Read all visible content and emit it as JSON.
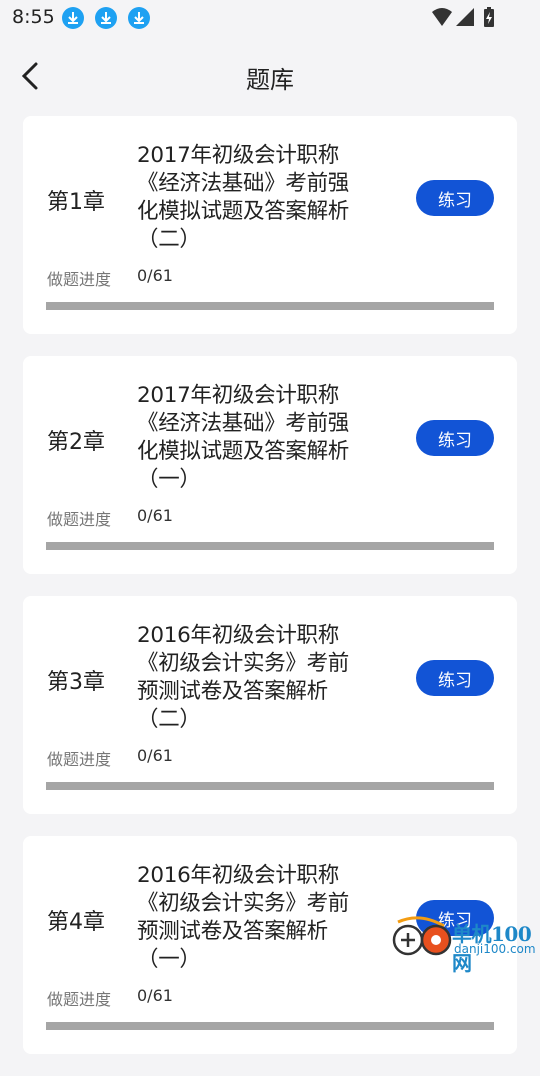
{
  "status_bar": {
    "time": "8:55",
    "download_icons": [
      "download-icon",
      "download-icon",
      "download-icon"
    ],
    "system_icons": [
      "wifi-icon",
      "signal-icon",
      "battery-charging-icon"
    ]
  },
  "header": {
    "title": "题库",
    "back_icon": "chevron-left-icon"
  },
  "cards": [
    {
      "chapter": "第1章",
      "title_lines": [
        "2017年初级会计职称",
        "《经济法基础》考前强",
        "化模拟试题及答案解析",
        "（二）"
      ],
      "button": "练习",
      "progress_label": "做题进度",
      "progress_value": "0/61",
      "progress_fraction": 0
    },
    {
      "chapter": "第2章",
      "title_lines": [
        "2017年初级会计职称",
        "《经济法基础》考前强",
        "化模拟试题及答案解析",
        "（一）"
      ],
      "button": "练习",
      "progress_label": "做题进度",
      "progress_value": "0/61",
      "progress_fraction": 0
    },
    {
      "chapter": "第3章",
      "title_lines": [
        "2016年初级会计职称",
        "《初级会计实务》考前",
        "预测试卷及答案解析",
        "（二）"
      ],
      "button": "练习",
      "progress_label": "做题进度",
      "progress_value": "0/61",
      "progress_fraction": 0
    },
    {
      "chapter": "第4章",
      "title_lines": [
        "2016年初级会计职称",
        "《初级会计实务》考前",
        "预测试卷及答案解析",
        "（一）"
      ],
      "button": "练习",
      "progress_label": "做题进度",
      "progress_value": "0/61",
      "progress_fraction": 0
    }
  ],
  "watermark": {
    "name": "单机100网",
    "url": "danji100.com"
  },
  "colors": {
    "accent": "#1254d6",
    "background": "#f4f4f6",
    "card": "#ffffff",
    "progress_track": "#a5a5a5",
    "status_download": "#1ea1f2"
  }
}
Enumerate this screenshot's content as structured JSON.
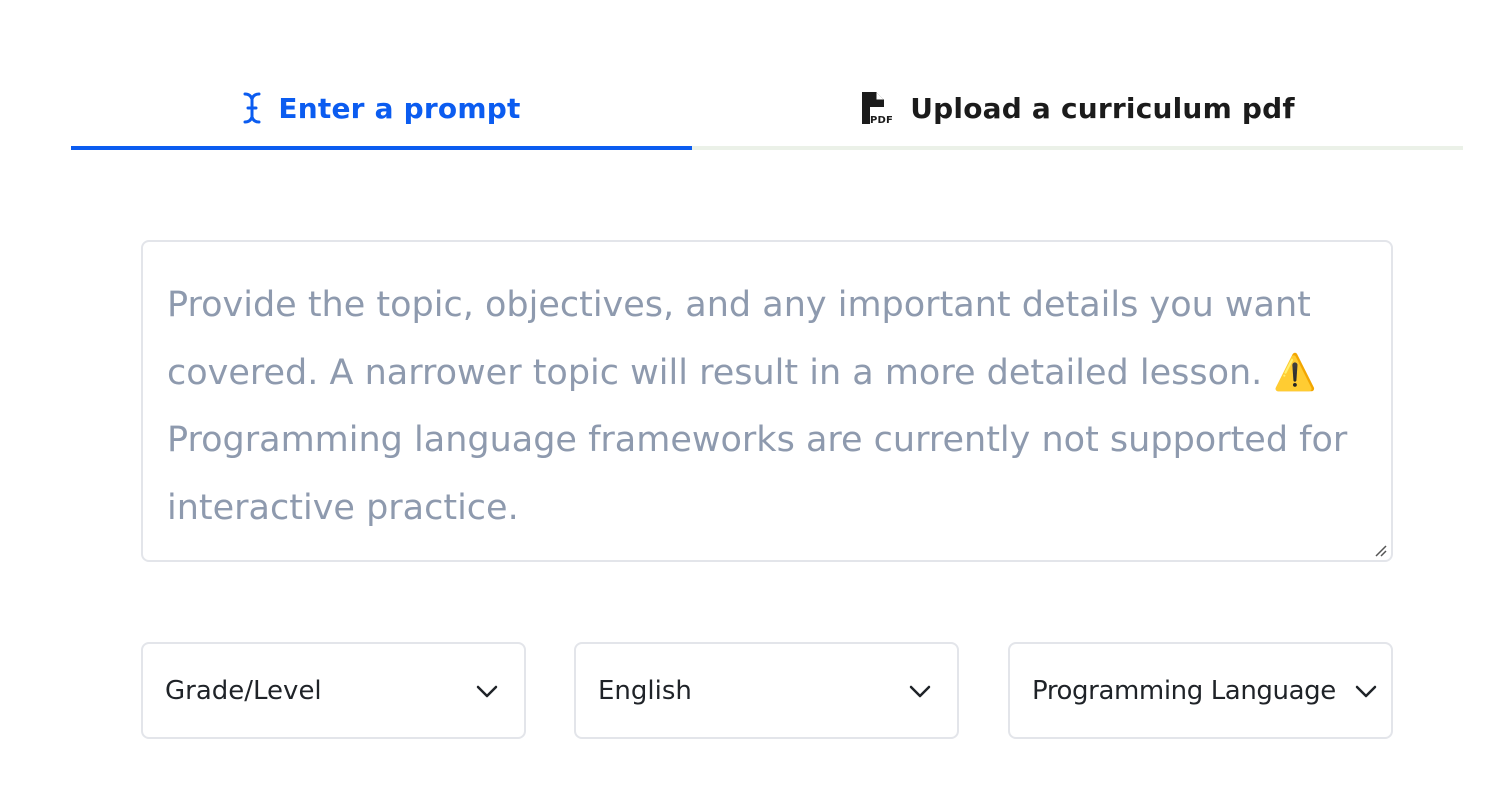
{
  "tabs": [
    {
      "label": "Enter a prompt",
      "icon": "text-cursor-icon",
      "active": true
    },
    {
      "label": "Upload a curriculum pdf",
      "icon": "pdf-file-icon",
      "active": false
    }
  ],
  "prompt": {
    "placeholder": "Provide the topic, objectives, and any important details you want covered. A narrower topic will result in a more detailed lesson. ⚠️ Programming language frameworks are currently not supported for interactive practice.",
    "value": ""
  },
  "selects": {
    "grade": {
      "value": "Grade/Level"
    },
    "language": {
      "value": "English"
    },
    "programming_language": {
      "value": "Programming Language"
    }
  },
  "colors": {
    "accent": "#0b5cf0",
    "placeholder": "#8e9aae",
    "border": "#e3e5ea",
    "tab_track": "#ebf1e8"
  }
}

---

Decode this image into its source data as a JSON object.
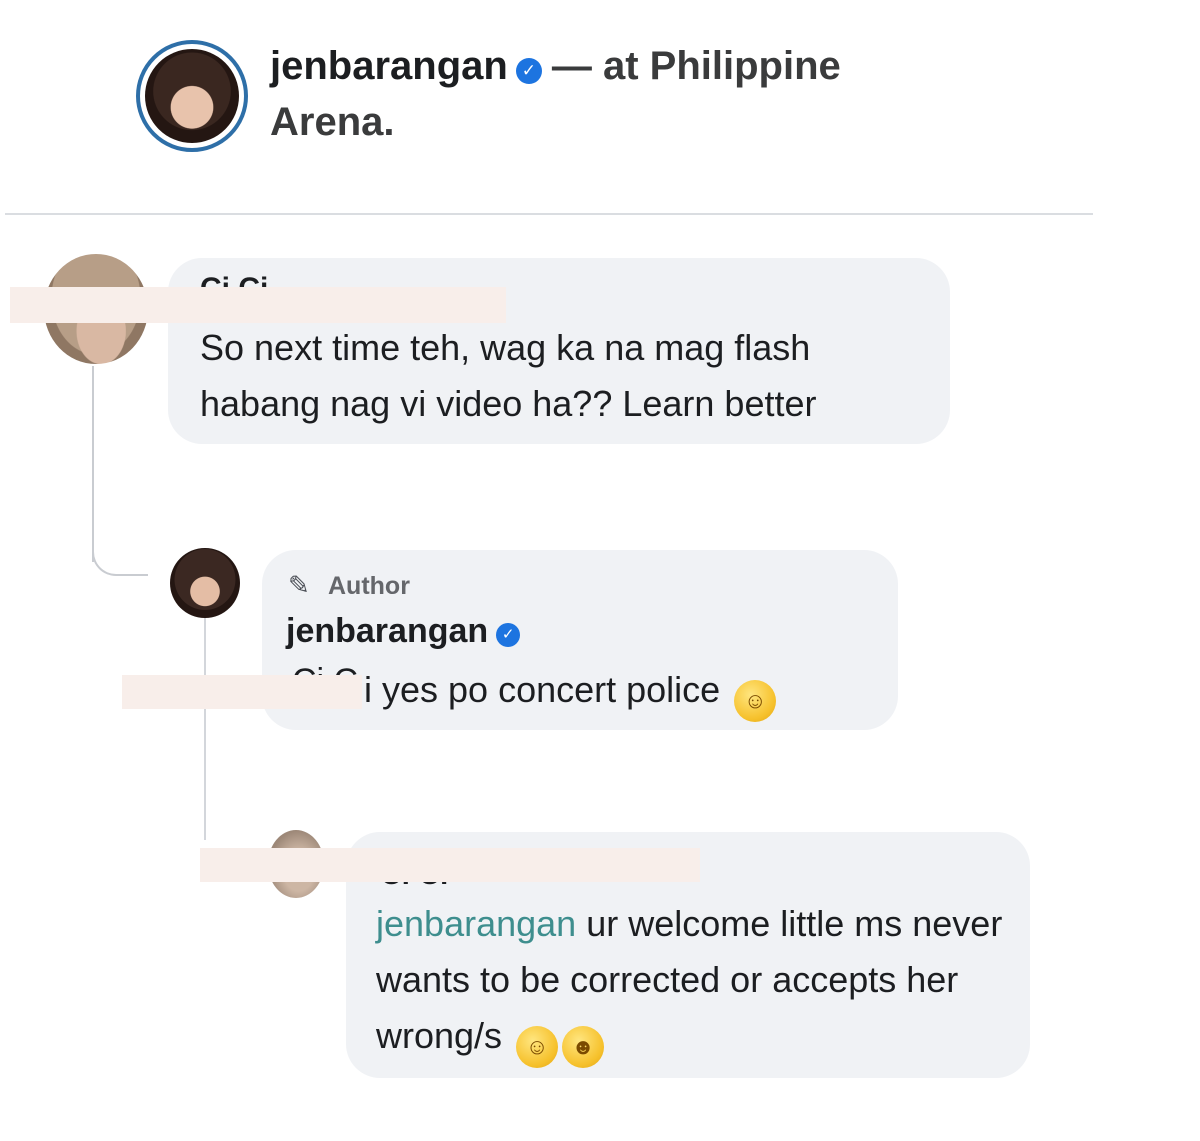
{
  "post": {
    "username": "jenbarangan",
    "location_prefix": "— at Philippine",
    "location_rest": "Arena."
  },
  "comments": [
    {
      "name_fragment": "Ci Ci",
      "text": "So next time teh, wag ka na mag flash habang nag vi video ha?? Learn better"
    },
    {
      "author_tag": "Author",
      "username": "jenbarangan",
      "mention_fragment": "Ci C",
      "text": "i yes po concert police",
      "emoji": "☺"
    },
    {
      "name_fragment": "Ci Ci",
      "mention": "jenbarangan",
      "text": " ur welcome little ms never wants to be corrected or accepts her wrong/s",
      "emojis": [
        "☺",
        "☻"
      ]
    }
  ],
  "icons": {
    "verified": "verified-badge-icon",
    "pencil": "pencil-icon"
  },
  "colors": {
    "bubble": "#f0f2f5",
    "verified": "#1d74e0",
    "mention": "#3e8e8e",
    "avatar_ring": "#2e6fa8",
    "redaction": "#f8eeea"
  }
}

**Written problem:**
Scan the material for lines with the word "jenbarangan", and copy each line you find.

**Task response:**
    "username": "jenbarangan",
      "username": "jenbarangan",
      "mention": "jenbarangan",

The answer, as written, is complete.